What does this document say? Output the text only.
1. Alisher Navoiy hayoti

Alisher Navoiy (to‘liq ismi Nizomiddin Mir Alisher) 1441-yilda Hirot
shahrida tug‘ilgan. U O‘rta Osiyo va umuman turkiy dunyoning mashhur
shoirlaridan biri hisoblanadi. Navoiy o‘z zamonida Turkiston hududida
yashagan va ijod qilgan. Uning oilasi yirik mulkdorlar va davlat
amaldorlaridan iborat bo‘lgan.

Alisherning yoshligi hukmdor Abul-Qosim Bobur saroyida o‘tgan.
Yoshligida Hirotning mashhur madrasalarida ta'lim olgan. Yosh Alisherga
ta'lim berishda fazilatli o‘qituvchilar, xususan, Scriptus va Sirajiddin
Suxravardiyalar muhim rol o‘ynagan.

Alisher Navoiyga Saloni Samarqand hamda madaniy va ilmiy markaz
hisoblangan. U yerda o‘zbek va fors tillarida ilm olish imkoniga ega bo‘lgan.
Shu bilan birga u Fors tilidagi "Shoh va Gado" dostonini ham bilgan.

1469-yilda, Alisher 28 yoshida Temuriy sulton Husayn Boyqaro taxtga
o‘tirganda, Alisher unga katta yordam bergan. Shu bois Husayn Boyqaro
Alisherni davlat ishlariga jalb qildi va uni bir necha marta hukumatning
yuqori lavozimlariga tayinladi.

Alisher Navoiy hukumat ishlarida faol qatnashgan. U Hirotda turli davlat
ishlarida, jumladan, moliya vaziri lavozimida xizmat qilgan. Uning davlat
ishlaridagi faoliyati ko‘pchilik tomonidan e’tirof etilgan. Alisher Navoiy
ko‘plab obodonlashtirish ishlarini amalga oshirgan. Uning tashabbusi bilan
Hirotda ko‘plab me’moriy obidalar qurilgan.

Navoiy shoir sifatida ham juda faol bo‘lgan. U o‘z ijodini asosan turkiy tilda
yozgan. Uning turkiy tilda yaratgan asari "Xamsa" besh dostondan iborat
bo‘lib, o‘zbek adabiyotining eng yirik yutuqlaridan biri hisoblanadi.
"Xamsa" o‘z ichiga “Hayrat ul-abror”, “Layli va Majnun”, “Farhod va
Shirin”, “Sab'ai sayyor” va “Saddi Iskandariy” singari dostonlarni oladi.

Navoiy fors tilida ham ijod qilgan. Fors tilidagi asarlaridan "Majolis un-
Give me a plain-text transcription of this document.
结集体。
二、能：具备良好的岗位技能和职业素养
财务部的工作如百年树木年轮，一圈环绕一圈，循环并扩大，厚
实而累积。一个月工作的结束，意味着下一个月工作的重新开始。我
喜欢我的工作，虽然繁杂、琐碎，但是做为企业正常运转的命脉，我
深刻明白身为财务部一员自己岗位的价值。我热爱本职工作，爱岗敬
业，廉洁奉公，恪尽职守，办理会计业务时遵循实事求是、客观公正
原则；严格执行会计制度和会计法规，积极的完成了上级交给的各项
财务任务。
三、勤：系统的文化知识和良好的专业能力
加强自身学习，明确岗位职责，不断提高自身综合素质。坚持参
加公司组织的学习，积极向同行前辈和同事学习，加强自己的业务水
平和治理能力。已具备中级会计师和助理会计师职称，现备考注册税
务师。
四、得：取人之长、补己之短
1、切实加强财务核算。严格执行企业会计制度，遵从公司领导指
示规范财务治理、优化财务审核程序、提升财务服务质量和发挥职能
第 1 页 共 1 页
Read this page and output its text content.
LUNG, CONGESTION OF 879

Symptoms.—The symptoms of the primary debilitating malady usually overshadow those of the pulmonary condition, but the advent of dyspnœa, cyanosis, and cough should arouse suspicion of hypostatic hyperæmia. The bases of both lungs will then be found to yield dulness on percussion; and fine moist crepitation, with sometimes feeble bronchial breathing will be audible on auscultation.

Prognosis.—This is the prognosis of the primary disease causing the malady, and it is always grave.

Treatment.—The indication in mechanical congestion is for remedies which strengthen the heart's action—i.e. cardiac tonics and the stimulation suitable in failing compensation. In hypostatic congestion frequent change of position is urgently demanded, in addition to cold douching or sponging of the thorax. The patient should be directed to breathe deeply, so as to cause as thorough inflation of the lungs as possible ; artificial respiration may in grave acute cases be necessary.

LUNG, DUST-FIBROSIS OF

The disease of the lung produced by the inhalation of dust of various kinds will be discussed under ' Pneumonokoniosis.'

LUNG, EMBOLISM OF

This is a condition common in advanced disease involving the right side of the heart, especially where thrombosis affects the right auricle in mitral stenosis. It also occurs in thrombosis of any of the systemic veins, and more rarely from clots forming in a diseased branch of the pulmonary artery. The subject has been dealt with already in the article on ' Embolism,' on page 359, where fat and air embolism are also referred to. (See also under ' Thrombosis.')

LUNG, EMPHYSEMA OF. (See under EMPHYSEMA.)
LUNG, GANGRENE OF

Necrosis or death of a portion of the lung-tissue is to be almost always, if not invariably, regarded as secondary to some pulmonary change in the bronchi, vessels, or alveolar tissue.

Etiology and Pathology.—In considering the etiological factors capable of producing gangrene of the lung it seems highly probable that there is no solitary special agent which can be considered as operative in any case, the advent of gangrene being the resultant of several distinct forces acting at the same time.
┄┄┄┄┄┄┄┄┄┄
— WORK INSTRUCTIONS —
Pull every line containing "primary" from the data.

— EXERCISE ANSWER —
Symptoms.—The symptoms of the primary debilitating malady usually overshadow those of the pulmonary condition, but the advent of dyspnœa, cyanosis, and cough should arouse suspicion of hypostatic hyperæmia. The bases of both lungs will then be found to yield dulness on percussion; and fine moist crepitation, with sometimes feeble bronchial breathing will be audible on auscultation.
Prognosis.—This is the prognosis of the primary disease causing the malady, and it is always grave.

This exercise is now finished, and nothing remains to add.